--- Begin Data to process ---

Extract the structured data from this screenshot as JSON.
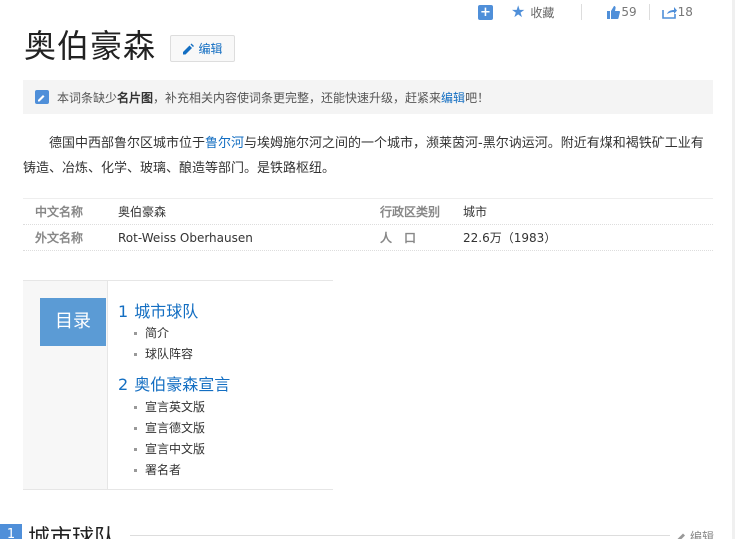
{
  "toolbar": {
    "favorite_label": "收藏",
    "like_count": "59",
    "share_count": "18"
  },
  "title": "奥伯豪森",
  "edit_label": "编辑",
  "tip": {
    "pre": "本词条缺少",
    "bold": "名片图",
    "mid": "，补充相关内容使词条更完整，还能快速升级，赶紧来",
    "link": "编辑",
    "post": "吧！"
  },
  "summary": {
    "pre": "德国中西部鲁尔区城市位于",
    "link": "鲁尔河",
    "post": "与埃姆施尔河之间的一个城市，濒莱茵河-黑尔讷运河。附近有煤和褐铁矿工业有铸造、冶炼、化学、玻璃、酿造等部门。是铁路枢纽。"
  },
  "basic_info": [
    {
      "k1": "中文名称",
      "v1": "奥伯豪森",
      "k2": "行政区类别",
      "v2": "城市"
    },
    {
      "k1": "外文名称",
      "v1": "Rot-Weiss Oberhausen",
      "k2": "人　口",
      "v2": "22.6万（1983）"
    }
  ],
  "catalog": {
    "heading": "目录",
    "sections": [
      {
        "num": "1",
        "title": "城市球队",
        "items": [
          "简介",
          "球队阵容"
        ]
      },
      {
        "num": "2",
        "title": "奥伯豪森宣言",
        "items": [
          "宣言英文版",
          "宣言德文版",
          "宣言中文版",
          "署名者"
        ]
      }
    ]
  },
  "section1": {
    "num": "1",
    "title": "城市球队",
    "edit": "编辑"
  }
}
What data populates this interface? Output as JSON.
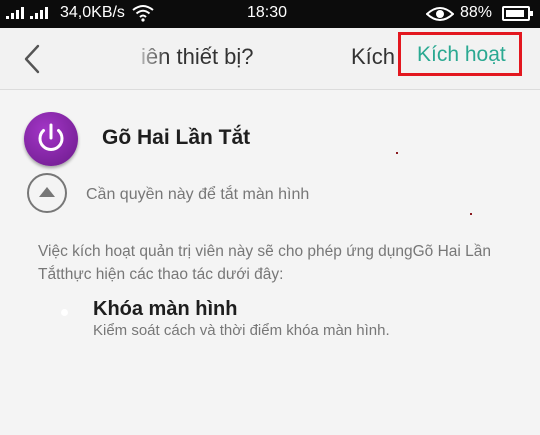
{
  "status_bar": {
    "network_speed": "34,0KB/s",
    "time": "18:30",
    "battery_percent": "88%",
    "battery_level": 0.88
  },
  "header": {
    "title_fragment": "iên thiết bị?",
    "faded_action": "Kích",
    "activate_label": "Kích hoạt",
    "highlight_color": "#e3171f",
    "accent_color": "#2ba992"
  },
  "app": {
    "name": "Gõ Hai Lần Tắt",
    "icon": "power-icon",
    "icon_color": "#8e2bb0"
  },
  "permission_hint": "Cần quyền này để tắt màn hình",
  "description": "Việc kích hoạt quản trị viên này sẽ cho phép ứng dụngGõ Hai Lần Tắtthực hiện các thao tác dưới đây:",
  "permissions": [
    {
      "title": "Khóa màn hình",
      "description": "Kiểm soát cách và thời điểm khóa màn hình."
    }
  ]
}
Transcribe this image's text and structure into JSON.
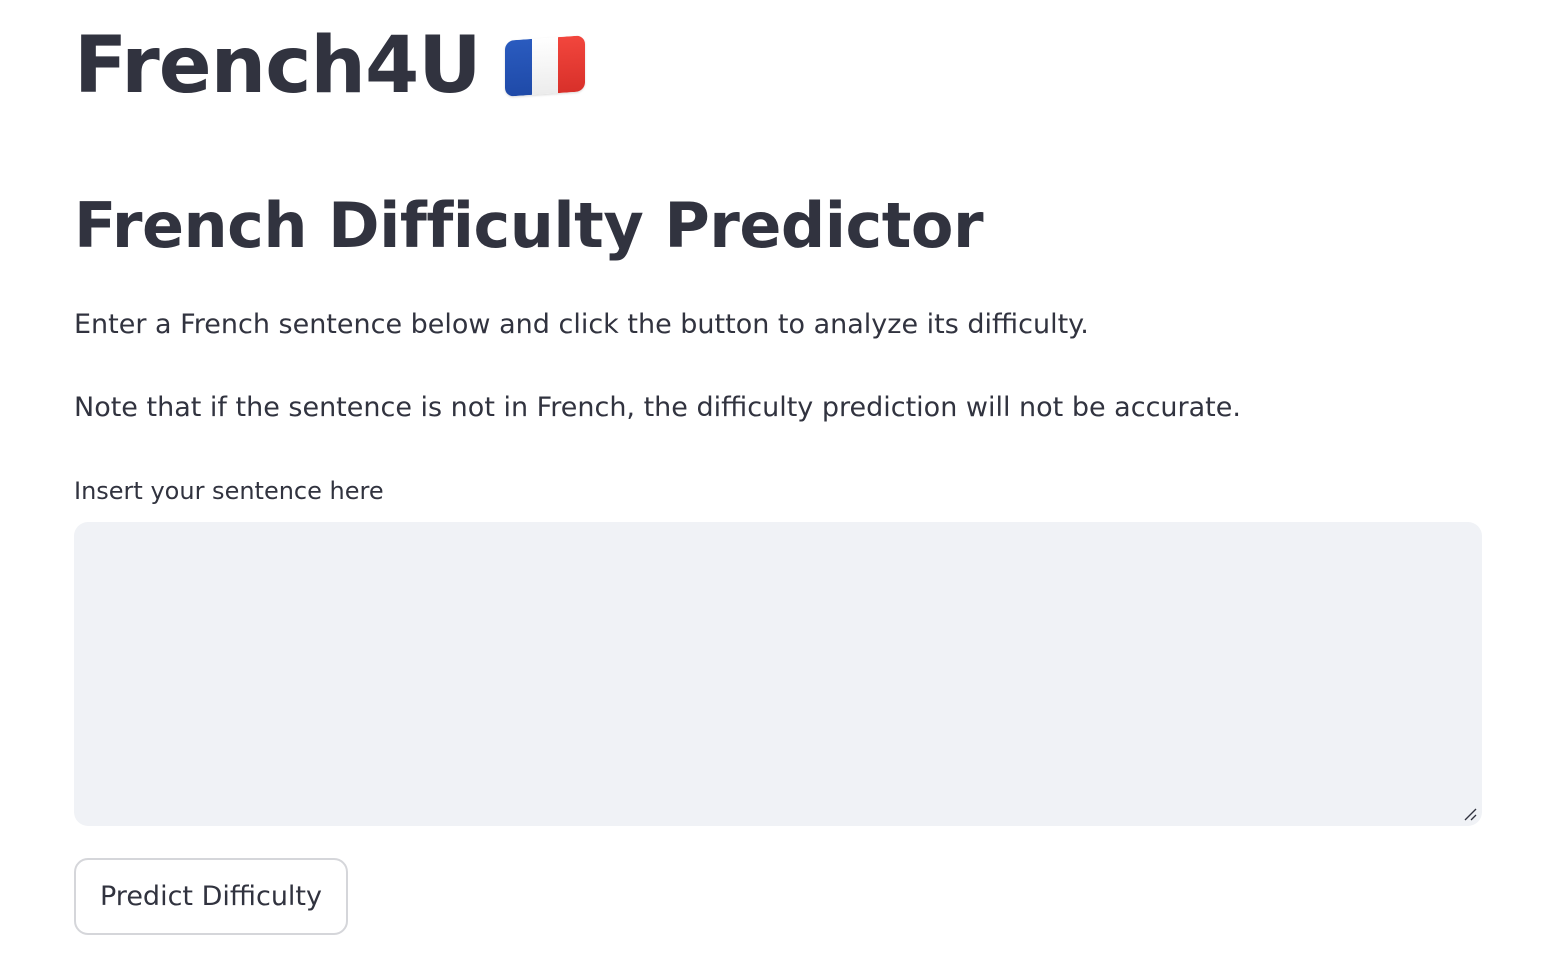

--- End Data to process ---

* [Exercise]: Each line of the material above either contains the word "JSON" or does not; state how many do, and nothing else.

* [Exercise output]: 3